--- Begin ROWS ---

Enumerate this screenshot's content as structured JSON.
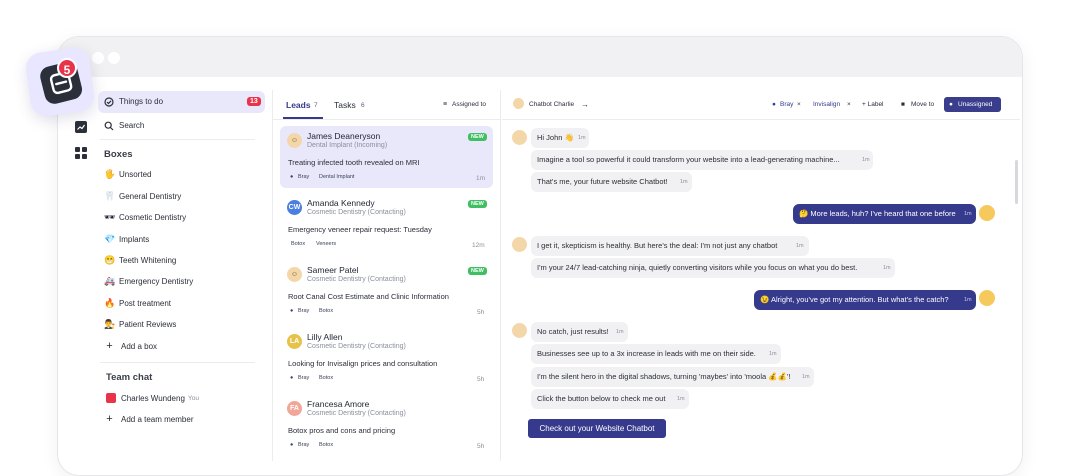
{
  "app": {
    "notification_count": "5",
    "accent_color": "#353a8c",
    "alert_color": "#e8334a"
  },
  "sidebar": {
    "things_to_do": {
      "label": "Things to do",
      "count": "13"
    },
    "search": {
      "label": "Search"
    },
    "boxes_title": "Boxes",
    "boxes": [
      {
        "icon": "hand-icon",
        "glyph": "🖐",
        "label": "Unsorted"
      },
      {
        "icon": "tooth-icon",
        "glyph": "🦷",
        "label": "General Dentistry"
      },
      {
        "icon": "sunglasses-icon",
        "glyph": "🕶",
        "label": "Cosmetic Dentistry"
      },
      {
        "icon": "diamond-icon",
        "glyph": "💎",
        "label": "Implants"
      },
      {
        "icon": "grin-icon",
        "glyph": "😁",
        "label": "Teeth Whitening"
      },
      {
        "icon": "ambulance-icon",
        "glyph": "🚑",
        "label": "Emergency Dentistry"
      },
      {
        "icon": "fire-icon",
        "glyph": "🔥",
        "label": "Post treatment"
      },
      {
        "icon": "judge-icon",
        "glyph": "👨‍⚖️",
        "label": "Patient Reviews"
      }
    ],
    "add_box": "Add a box",
    "team_chat_title": "Team chat",
    "team_member": {
      "name": "Charles Wundeng",
      "you_label": "You"
    },
    "add_member": "Add a team member"
  },
  "leads_panel": {
    "tabs": [
      {
        "label": "Leads",
        "count": "7"
      },
      {
        "label": "Tasks",
        "count": "6"
      }
    ],
    "filter_label": "Assigned to",
    "leads": [
      {
        "name": "James Deaneryson",
        "stage": "Dental Implant (Incoming)",
        "message": "Treating infected tooth revealed on MRI",
        "badge": "NEW",
        "tags": [
          "Bray",
          "Dental Implant"
        ],
        "time": "1m",
        "initials": "",
        "avatar_color": "#f4d7a8"
      },
      {
        "name": "Amanda Kennedy",
        "stage": "Cosmetic Dentistry (Contacting)",
        "message": "Emergency veneer repair request: Tuesday",
        "badge": "NEW",
        "tags": [
          "Botox",
          "Veneers"
        ],
        "time": "12m",
        "initials": "CW",
        "avatar_color": "#4a7fe0"
      },
      {
        "name": "Sameer Patel",
        "stage": "Cosmetic Dentistry (Contacting)",
        "message": "Root Canal Cost Estimate and Clinic Information",
        "badge": "NEW",
        "tags": [
          "Bray",
          "Botox"
        ],
        "time": "5h",
        "initials": "",
        "avatar_color": "#f4d7a8"
      },
      {
        "name": "Lilly Allen",
        "stage": "Cosmetic Dentistry (Contacting)",
        "message": "Looking for Invisalign prices and consultation",
        "badge": "",
        "tags": [
          "Bray",
          "Botox"
        ],
        "time": "5h",
        "initials": "LA",
        "avatar_color": "#e7c24a"
      },
      {
        "name": "Francesa Amore",
        "stage": "Cosmetic Dentistry (Contacting)",
        "message": "Botox pros and cons and pricing",
        "badge": "",
        "tags": [
          "Bray",
          "Botox"
        ],
        "time": "5h",
        "initials": "FA",
        "avatar_color": "#f1a69a"
      }
    ]
  },
  "chat_header": {
    "contact": "Chatbot Charlie",
    "tags": [
      "Bray",
      "Invisalign"
    ],
    "label_btn": "+ Label",
    "move_btn": "Move to",
    "assign_btn": "Unassigned"
  },
  "chat": {
    "messages": [
      {
        "from": "bot",
        "text": "Hi John 👋",
        "time": "1m"
      },
      {
        "from": "bot",
        "text": "Imagine a tool so powerful it could transform your website into a lead-generating machine...",
        "time": "1m"
      },
      {
        "from": "bot",
        "text": "That's me, your future website Chatbot!",
        "time": "1m"
      },
      {
        "from": "user",
        "text": "🤔 More leads, huh? I've heard that one before",
        "time": "1m"
      },
      {
        "from": "bot",
        "text": "I get it, skepticism is healthy. But here's the deal: I'm not just any chatbot",
        "time": "1m"
      },
      {
        "from": "bot",
        "text": "I'm your 24/7 lead-catching ninja, quietly converting visitors while you focus on what you do best.",
        "time": "1m"
      },
      {
        "from": "user",
        "text": "😉 Alright, you've got my attention. But what's the catch?",
        "time": "1m"
      },
      {
        "from": "bot",
        "text": "No catch, just results!",
        "time": "1m"
      },
      {
        "from": "bot",
        "text": "Businesses see up to a 3x increase in leads with me on their side.",
        "time": "1m"
      },
      {
        "from": "bot",
        "text": "I'm the silent hero in the digital shadows, turning 'maybes' into 'moola 💰💰'!",
        "time": "1m"
      },
      {
        "from": "bot",
        "text": "Click the button below to check me out",
        "time": "1m"
      }
    ],
    "cta": "Check out your Website Chatbot"
  }
}
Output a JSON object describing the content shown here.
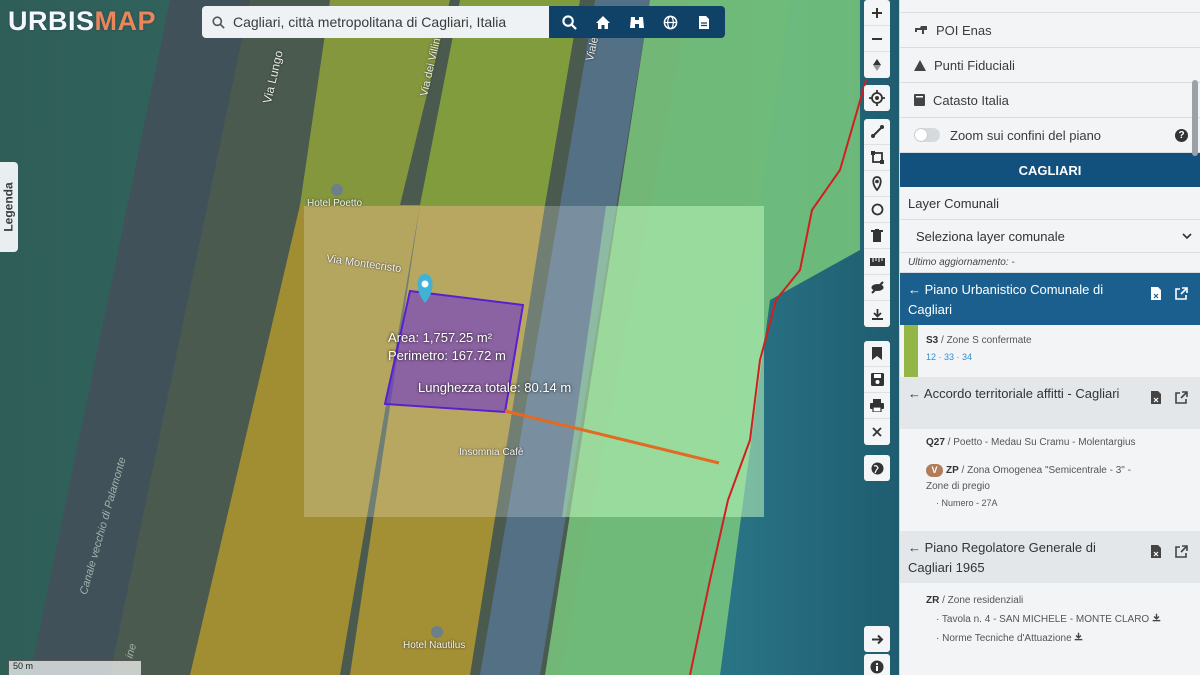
{
  "app": {
    "logo_a": "URBIS",
    "logo_b": "MAP"
  },
  "search": {
    "value": "Cagliari, città metropolitana di Cagliari, Italia",
    "icons": [
      "search-icon",
      "home-icon",
      "binoculars-icon",
      "globe-icon",
      "document-icon"
    ]
  },
  "legend_tab": {
    "label": "Legenda"
  },
  "map": {
    "street_labels": [
      "Via Lungo",
      "Via dei Villini",
      "Viale Po",
      "Via Montecristo"
    ],
    "poi_labels": [
      "Hotel Poetto",
      "Insomnia Cafè",
      "Hotel Nautilus"
    ],
    "faint_labels": [
      "Canale vecchio di Palamonte",
      "ine"
    ],
    "measure": {
      "area": "Area: 1,757.25 m²",
      "perimeter": "Perimetro: 167.72 m",
      "length": "Lunghezza totale: 80.14 m"
    },
    "scale": "50 m",
    "colors": {
      "yellow_zone": "#c9a52a",
      "green_zone": "#8cd383",
      "olive_zone": "#94b63d",
      "blue_zone": "#5d7fa8",
      "measure_poly": "#6a2cd8",
      "measure_line": "#e26a22",
      "coast_line": "#d11f1f"
    }
  },
  "toolbar": {
    "group1": [
      "zoom-in-icon",
      "zoom-out-icon",
      "compass-icon"
    ],
    "group2": [
      "locate-icon"
    ],
    "group3": [
      "measure-line-icon",
      "measure-area-icon",
      "marker-icon",
      "circle-icon",
      "trash-icon",
      "ruler-icon",
      "hide-icon",
      "download-icon"
    ],
    "group4": [
      "bookmark-icon",
      "save-icon",
      "print-icon",
      "close-icon"
    ],
    "group5": [
      "world-icon"
    ],
    "group6": [
      "arrow-right-icon"
    ],
    "group7": [
      "info-icon"
    ]
  },
  "panel": {
    "row_poi": "POI Enas",
    "row_fiduciali": "Punti Fiduciali",
    "row_catasto": "Catasto Italia",
    "row_zoom": "Zoom sui confini del piano",
    "city": "CAGLIARI",
    "layer_label": "Layer Comunali",
    "layer_select": "Seleziona layer comunale",
    "updated": "Ultimo aggiornamento: -",
    "plans": [
      {
        "title": "← Piano Urbanistico Comunale di Cagliari",
        "zone_code": "S3",
        "zone_desc": " / Zone S confermate",
        "zone_links": "12 · 33 · 34"
      },
      {
        "title": "← Accordo territoriale affitti - Cagliari",
        "zone_code": "Q27",
        "zone_desc": " / Poetto - Medau Su Cramu - Molentargius",
        "badge": "V",
        "zone2_code": "ZP",
        "zone2_desc": " / Zona Omogenea \"Semicentrale - 3\" -",
        "zone2_sub": "Zone di pregio",
        "zone2_num": "· Numero - 27A"
      },
      {
        "title": "← Piano Regolatore Generale di Cagliari 1965",
        "zone_code": "ZR",
        "zone_desc": " / Zone residenziali",
        "item1": "· Tavola n. 4 - SAN MICHELE - MONTE CLARO",
        "item2": "· Norme Tecniche d'Attuazione"
      }
    ]
  }
}
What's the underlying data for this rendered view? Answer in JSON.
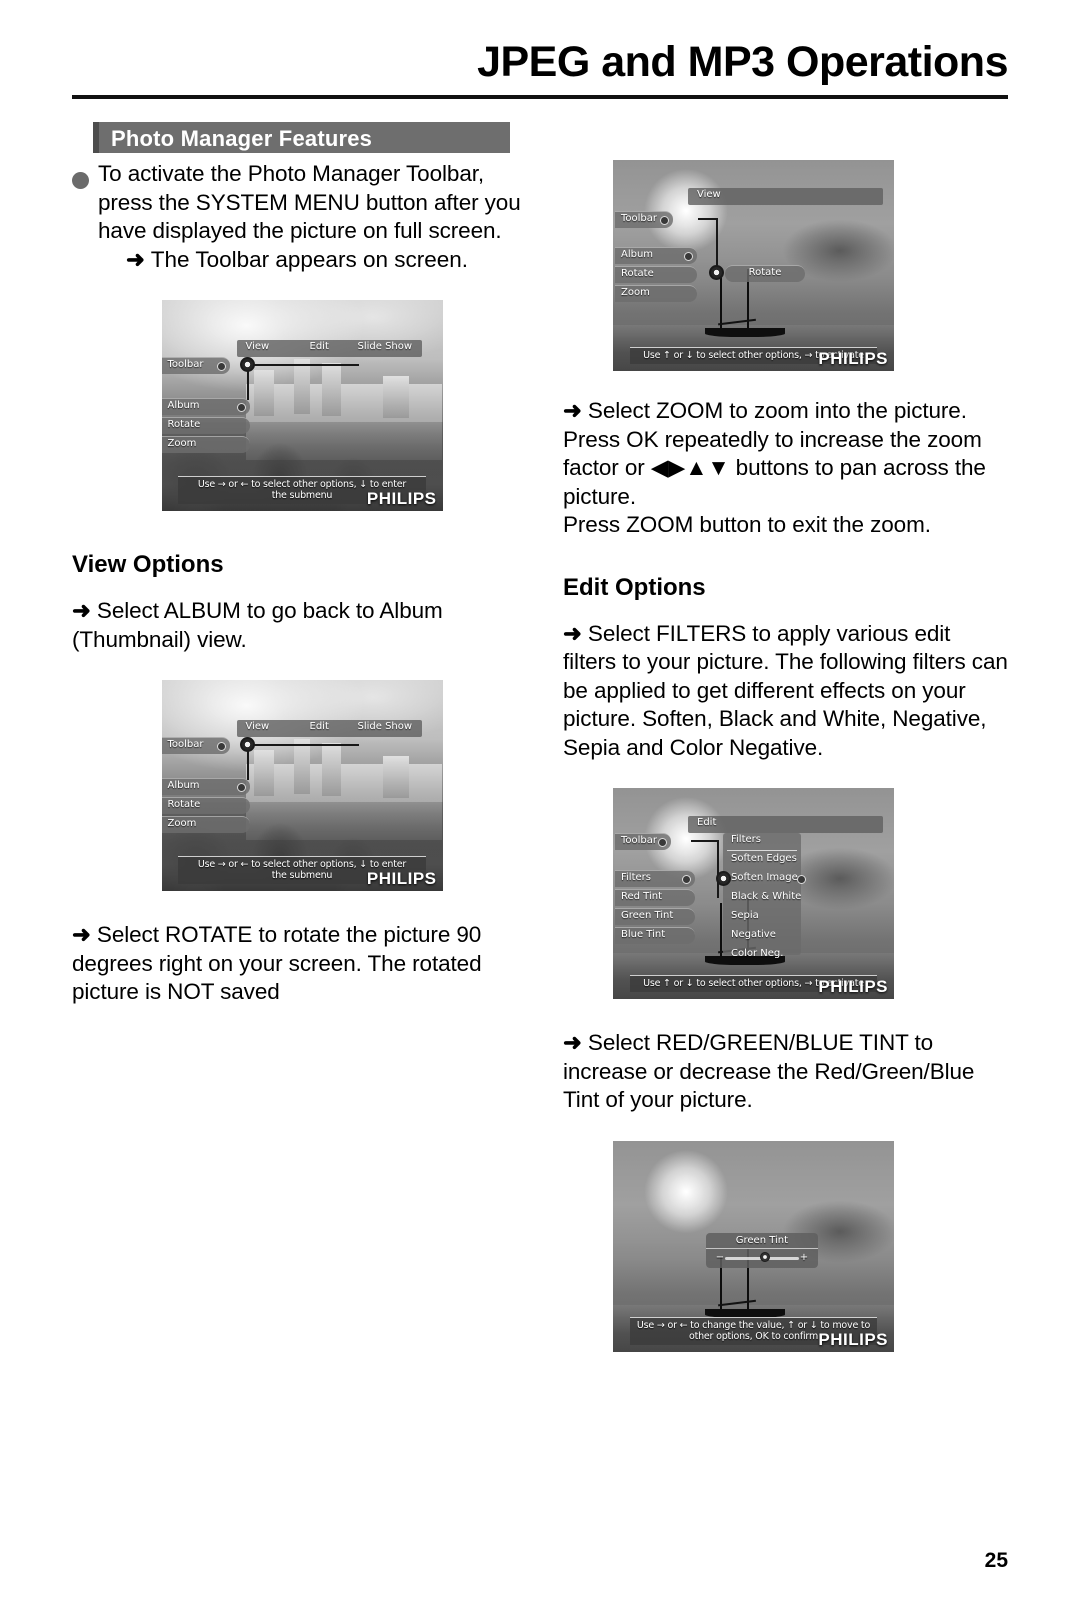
{
  "header": {
    "title": "JPEG and MP3 Operations"
  },
  "section": {
    "title": "Photo Manager Features"
  },
  "left_column": {
    "intro_paragraph": "To activate the Photo Manager Toolbar, press the SYSTEM MENU button after you have displayed the picture on full screen.",
    "intro_sub": "The Toolbar appears on screen.",
    "view_options_heading": "View Options",
    "album_paragraph": "Select ALBUM to go back to Album (Thumbnail) view.",
    "rotate_paragraph": "Select ROTATE to rotate the picture 90 degrees right on your screen. The rotated picture is NOT saved"
  },
  "right_column": {
    "zoom_paragraph": "Select ZOOM to zoom into the picture. Press OK repeatedly to increase the zoom factor or ◀▶▲▼ buttons to pan across the picture.",
    "zoom_exit_line": "Press ZOOM button to exit the zoom.",
    "edit_options_heading": "Edit Options",
    "filters_paragraph": "Select FILTERS to apply various edit filters to your picture. The following filters can be applied to get different effects on your picture. Soften, Black and White, Negative, Sepia and Color Negative.",
    "tint_paragraph": "Select RED/GREEN/BLUE TINT to increase or decrease the Red/Green/Blue Tint of your picture."
  },
  "screenshots": {
    "toolbar_view_1": {
      "tabs": [
        "View",
        "Edit",
        "Slide Show"
      ],
      "menu_items": [
        "Toolbar",
        "Album",
        "Rotate",
        "Zoom"
      ],
      "help_line_1": "Use → or ← to select other options,  ↓ to enter",
      "help_line_2": "the submenu",
      "brand": "PHILIPS"
    },
    "toolbar_view_2": {
      "tabs": [
        "View",
        "Edit",
        "Slide Show"
      ],
      "menu_items": [
        "Toolbar",
        "Album",
        "Rotate",
        "Zoom"
      ],
      "help_line_1": "Use → or ← to select other options,  ↓ to enter",
      "help_line_2": "the submenu",
      "brand": "PHILIPS"
    },
    "rotate_submenu": {
      "tab": "View",
      "menu_items": [
        "Toolbar",
        "Album",
        "Rotate",
        "Zoom"
      ],
      "submenu_items": [
        "Rotate"
      ],
      "help_line_1": "Use ↑ or ↓ to select other options, → to activate",
      "brand": "PHILIPS"
    },
    "filters_submenu": {
      "tab": "Edit",
      "menu_items": [
        "Toolbar",
        "Filters",
        "Red Tint",
        "Green Tint",
        "Blue Tint"
      ],
      "submenu_items": [
        "Filters",
        "Soften Edges",
        "Soften Image",
        "Black & White",
        "Sepia",
        "Negative",
        "Color Neg."
      ],
      "help_line_1": "Use ↑ or ↓ to select other options, → to activate",
      "brand": "PHILIPS"
    },
    "green_tint": {
      "panel_title": "Green Tint",
      "minus_label": "−",
      "plus_label": "+",
      "help_line_1": "Use → or ← to change the value,  ↑ or ↓ to move to",
      "help_line_2": "other options, OK to confirm",
      "brand": "PHILIPS"
    }
  },
  "footer": {
    "page_number": "25"
  },
  "colors": {
    "section_bar": "#6e6e6e",
    "bullet": "#6b6b6b",
    "text": "#000000"
  }
}
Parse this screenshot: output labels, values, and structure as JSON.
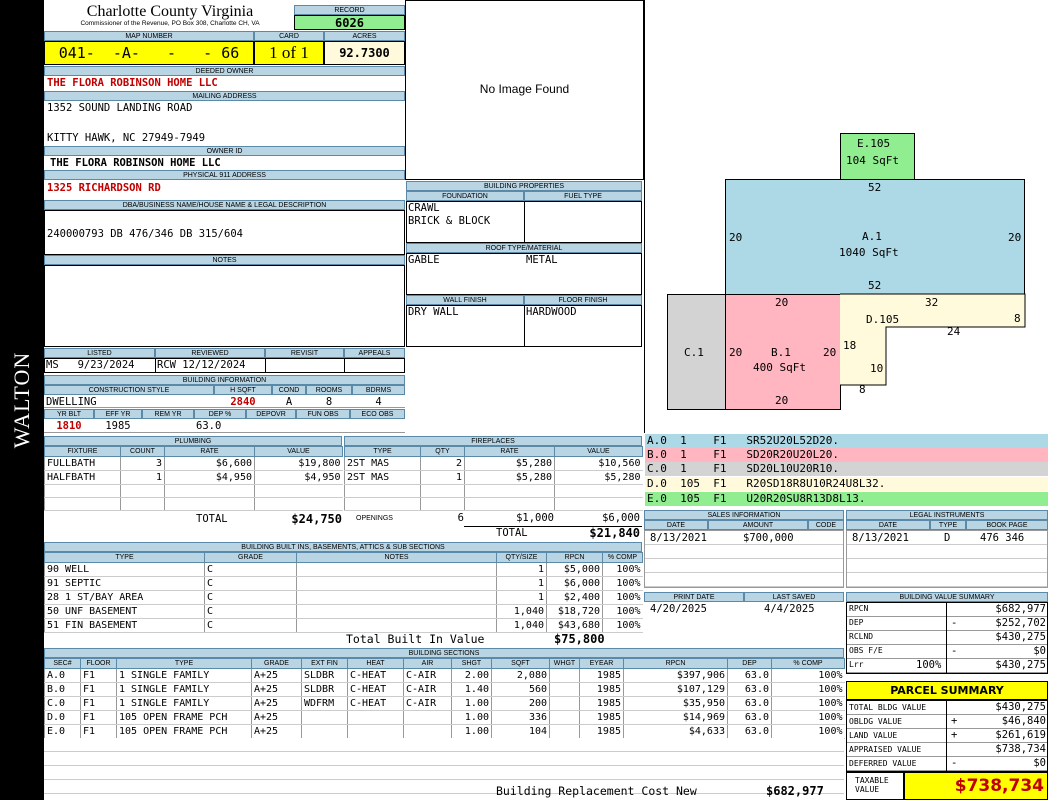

--- End ROWS ---

• [TASK STATEMENT]:
Copy each line above where the string "Photo" occurs.

• [RESULT OF THIS EXERCISE]:
    "title": "Photo Manager Features"
    "intro_paragraph": "To activate the Photo Manager Toolbar, press the SYSTEM MENU button after you have displayed the picture on full screen.",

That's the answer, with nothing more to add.